Rows from a layout dataset:
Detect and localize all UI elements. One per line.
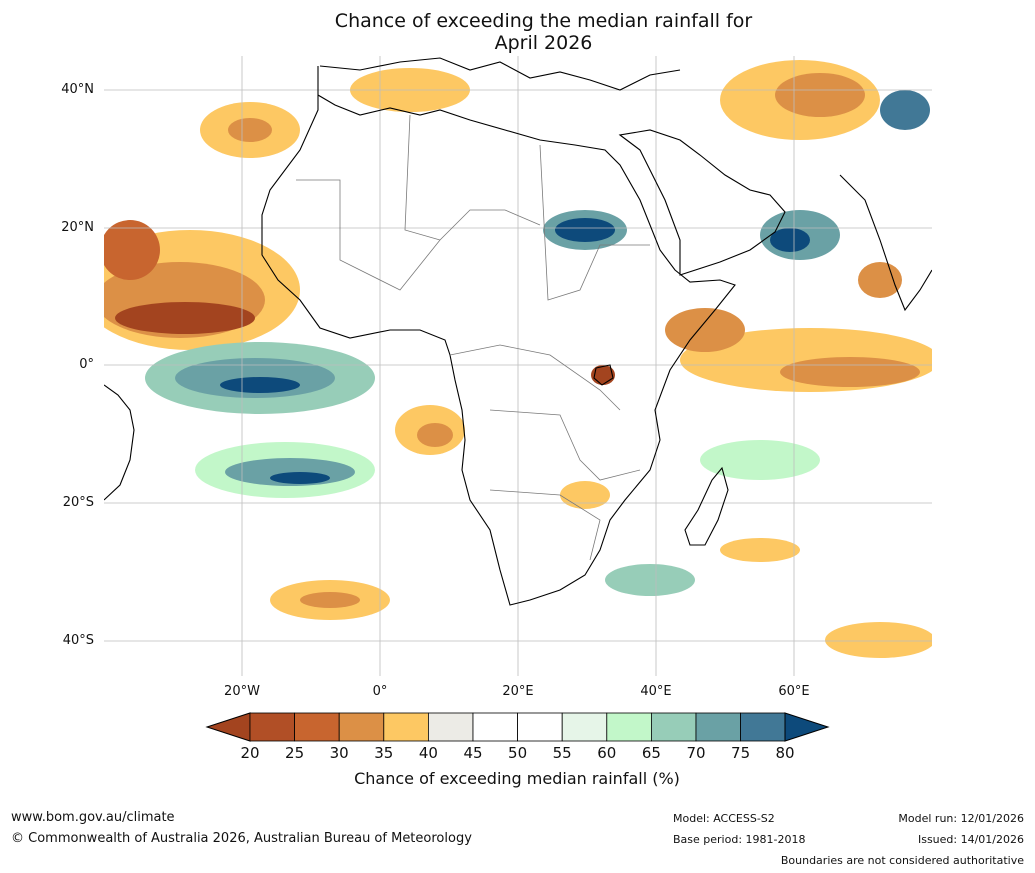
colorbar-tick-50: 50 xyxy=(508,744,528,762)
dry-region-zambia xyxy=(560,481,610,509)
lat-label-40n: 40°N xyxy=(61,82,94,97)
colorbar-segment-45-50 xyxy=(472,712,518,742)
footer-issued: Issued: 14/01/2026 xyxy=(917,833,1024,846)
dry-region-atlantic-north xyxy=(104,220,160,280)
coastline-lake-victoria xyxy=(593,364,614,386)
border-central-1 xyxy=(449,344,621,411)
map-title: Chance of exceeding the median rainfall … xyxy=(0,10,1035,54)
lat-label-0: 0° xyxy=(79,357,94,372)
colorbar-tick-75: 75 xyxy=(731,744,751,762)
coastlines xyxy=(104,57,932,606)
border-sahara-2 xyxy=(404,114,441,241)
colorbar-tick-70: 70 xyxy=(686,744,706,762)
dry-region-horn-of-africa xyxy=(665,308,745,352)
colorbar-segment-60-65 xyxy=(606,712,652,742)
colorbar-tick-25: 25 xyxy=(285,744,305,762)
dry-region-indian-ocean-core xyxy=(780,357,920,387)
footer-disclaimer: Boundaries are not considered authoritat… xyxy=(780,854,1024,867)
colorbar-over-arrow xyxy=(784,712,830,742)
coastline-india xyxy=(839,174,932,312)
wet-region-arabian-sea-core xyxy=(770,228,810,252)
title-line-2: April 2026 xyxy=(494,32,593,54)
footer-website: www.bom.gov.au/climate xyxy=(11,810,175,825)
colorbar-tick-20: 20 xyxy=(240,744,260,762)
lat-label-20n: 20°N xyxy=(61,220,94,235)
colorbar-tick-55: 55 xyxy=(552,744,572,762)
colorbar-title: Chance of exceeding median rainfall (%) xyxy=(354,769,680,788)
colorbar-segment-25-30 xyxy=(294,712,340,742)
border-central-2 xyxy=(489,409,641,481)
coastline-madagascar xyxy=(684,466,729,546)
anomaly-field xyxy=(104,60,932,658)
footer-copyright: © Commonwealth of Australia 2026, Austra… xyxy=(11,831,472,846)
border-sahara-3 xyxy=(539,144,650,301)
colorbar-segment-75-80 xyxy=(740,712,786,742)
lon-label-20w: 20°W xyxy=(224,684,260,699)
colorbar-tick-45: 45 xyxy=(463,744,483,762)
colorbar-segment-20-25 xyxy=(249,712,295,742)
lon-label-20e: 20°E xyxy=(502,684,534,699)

TASK TO COMPLETE:
Reproduce every line of the records above without alteration, omitting the pictures.

SOLUTION:
Detect and localize all UI elements. One per line.
colorbar-tick-50: 50 xyxy=(508,744,528,762)
dry-region-zambia xyxy=(560,481,610,509)
lat-label-40n: 40°N xyxy=(61,82,94,97)
colorbar-segment-45-50 xyxy=(472,712,518,742)
footer-issued: Issued: 14/01/2026 xyxy=(917,833,1024,846)
dry-region-atlantic-north xyxy=(104,220,160,280)
coastline-lake-victoria xyxy=(593,364,614,386)
border-central-1 xyxy=(449,344,621,411)
map-title: Chance of exceeding the median rainfall … xyxy=(0,10,1035,54)
lat-label-0: 0° xyxy=(79,357,94,372)
colorbar-tick-75: 75 xyxy=(731,744,751,762)
coastlines xyxy=(104,57,932,606)
border-sahara-2 xyxy=(404,114,441,241)
colorbar-tick-70: 70 xyxy=(686,744,706,762)
dry-region-horn-of-africa xyxy=(665,308,745,352)
colorbar-segment-60-65 xyxy=(606,712,652,742)
colorbar-tick-25: 25 xyxy=(285,744,305,762)
dry-region-indian-ocean-core xyxy=(780,357,920,387)
footer-disclaimer: Boundaries are not considered authoritat… xyxy=(780,854,1024,867)
colorbar-over-arrow xyxy=(784,712,830,742)
coastline-india xyxy=(839,174,932,312)
wet-region-arabian-sea-core xyxy=(770,228,810,252)
title-line-2: April 2026 xyxy=(494,32,593,54)
footer-website: www.bom.gov.au/climate xyxy=(11,810,175,825)
colorbar-tick-20: 20 xyxy=(240,744,260,762)
lat-label-20n: 20°N xyxy=(61,220,94,235)
colorbar-tick-55: 55 xyxy=(552,744,572,762)
colorbar-title: Chance of exceeding median rainfall (%) xyxy=(354,769,680,788)
colorbar-segment-25-30 xyxy=(294,712,340,742)
border-central-2 xyxy=(489,409,641,481)
coastline-madagascar xyxy=(684,466,729,546)
anomaly-field xyxy=(104,60,932,658)
footer-copyright: © Commonwealth of Australia 2026, Austra… xyxy=(11,831,472,846)
border-sahara-3 xyxy=(539,144,650,301)
colorbar-segment-75-80 xyxy=(740,712,786,742)
lon-label-20w: 20°W xyxy=(224,684,260,699)
colorbar-tick-45: 45 xyxy=(463,744,483,762)
colorbar-segment-20-25 xyxy=(249,712,295,742)
lon-label-20e: 20°E xyxy=(502,684,534,699)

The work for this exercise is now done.